▶ Records excerpted from a collection:
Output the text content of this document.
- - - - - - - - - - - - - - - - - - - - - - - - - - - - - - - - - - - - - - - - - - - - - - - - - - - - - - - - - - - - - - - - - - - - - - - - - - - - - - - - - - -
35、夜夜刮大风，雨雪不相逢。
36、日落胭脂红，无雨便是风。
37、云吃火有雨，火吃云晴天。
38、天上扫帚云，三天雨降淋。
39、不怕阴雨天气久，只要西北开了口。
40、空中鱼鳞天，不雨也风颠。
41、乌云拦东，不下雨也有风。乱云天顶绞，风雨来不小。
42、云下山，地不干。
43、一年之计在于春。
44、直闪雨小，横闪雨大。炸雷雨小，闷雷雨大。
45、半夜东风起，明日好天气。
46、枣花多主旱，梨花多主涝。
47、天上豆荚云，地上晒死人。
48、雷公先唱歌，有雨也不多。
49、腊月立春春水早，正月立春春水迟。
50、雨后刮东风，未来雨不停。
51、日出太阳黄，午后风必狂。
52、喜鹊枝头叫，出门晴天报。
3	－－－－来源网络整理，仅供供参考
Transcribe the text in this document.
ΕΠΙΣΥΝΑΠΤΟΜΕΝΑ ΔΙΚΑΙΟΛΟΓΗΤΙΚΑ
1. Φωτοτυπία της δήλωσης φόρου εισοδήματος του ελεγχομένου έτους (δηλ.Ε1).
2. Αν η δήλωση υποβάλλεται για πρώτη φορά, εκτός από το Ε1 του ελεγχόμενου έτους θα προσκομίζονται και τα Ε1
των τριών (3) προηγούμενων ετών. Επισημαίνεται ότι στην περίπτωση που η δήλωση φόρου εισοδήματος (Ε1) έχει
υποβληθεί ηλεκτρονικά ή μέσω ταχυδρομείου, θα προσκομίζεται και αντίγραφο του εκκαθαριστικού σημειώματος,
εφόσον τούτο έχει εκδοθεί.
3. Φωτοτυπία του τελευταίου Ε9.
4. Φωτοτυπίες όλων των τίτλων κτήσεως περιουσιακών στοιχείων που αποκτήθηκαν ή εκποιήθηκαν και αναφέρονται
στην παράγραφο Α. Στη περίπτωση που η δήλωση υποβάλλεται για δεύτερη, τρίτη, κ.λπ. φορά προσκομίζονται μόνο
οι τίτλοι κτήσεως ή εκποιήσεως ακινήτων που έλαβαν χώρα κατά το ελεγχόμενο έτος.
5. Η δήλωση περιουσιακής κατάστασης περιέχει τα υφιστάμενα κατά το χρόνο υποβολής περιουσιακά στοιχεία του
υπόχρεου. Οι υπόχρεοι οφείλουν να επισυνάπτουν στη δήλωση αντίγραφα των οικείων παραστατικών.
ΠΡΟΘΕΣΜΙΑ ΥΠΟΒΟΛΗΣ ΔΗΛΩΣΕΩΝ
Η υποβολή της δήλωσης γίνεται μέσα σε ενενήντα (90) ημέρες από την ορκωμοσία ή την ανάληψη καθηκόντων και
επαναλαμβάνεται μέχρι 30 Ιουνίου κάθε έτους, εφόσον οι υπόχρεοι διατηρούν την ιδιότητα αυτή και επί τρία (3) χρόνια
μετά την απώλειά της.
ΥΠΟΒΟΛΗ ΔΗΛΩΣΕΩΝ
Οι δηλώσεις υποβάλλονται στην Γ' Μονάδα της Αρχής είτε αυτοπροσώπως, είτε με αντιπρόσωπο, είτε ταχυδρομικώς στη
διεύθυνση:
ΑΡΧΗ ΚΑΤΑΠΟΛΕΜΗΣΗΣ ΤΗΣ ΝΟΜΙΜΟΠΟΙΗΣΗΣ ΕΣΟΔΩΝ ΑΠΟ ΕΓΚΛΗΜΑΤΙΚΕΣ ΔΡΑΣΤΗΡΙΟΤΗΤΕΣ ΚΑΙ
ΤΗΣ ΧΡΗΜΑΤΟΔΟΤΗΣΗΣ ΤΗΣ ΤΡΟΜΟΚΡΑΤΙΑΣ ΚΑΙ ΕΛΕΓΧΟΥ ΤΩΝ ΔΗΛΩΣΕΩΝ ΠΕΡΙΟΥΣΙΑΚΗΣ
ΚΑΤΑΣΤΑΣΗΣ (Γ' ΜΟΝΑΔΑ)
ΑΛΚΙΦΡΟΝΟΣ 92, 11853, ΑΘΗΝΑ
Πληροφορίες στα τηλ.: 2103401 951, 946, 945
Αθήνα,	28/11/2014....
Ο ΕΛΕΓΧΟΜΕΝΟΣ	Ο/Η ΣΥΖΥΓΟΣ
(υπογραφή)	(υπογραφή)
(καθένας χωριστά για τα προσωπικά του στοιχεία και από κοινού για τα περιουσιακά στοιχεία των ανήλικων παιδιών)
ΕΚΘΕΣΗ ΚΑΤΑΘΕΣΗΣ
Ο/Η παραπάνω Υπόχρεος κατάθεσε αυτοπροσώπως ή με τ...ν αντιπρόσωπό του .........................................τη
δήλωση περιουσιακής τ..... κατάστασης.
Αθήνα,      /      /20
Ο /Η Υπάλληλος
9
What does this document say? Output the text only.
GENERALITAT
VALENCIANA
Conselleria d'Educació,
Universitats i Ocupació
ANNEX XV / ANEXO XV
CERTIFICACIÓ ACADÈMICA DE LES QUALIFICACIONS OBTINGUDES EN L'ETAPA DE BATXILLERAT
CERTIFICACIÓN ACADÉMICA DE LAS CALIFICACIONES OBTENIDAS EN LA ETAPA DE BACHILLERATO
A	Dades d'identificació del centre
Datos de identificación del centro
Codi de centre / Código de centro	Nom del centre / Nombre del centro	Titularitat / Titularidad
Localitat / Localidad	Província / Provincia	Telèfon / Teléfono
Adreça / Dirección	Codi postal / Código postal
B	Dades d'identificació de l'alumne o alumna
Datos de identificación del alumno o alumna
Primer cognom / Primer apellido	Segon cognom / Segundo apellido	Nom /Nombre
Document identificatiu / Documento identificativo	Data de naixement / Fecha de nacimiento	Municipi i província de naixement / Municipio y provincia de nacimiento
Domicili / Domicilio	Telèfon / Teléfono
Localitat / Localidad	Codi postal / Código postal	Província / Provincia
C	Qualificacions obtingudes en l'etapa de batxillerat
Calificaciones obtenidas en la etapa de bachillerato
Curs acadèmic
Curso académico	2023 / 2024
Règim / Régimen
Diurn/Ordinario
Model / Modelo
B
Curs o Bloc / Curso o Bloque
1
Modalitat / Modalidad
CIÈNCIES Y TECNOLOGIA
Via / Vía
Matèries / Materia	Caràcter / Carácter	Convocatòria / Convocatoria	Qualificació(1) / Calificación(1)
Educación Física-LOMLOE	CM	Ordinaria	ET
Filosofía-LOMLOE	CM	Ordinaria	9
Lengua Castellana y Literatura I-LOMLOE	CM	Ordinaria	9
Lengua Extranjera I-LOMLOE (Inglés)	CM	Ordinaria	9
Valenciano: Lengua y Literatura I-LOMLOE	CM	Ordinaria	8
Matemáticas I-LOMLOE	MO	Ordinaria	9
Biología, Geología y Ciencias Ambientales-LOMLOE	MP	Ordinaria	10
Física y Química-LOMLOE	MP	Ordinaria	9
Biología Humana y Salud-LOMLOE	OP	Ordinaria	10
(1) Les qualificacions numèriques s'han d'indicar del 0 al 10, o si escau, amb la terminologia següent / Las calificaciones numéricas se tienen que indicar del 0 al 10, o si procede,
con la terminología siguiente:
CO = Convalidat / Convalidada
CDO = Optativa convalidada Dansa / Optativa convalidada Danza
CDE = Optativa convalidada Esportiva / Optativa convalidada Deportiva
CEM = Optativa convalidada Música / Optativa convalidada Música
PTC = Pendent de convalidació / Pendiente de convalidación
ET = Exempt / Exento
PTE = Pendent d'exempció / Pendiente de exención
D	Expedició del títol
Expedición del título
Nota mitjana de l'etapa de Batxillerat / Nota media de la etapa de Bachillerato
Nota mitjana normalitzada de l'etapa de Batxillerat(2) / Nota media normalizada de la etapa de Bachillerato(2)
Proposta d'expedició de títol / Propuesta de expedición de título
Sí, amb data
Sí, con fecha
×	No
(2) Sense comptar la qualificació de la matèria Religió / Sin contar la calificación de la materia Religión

▶ WHAT YOU WILL DO: Show each line in the entries that holds the string "Pendiente".

▶ RESULT BELOW:
PTC = Pendent de convalidació / Pendiente de convalidación
PTE = Pendent d'exempció / Pendiente de exención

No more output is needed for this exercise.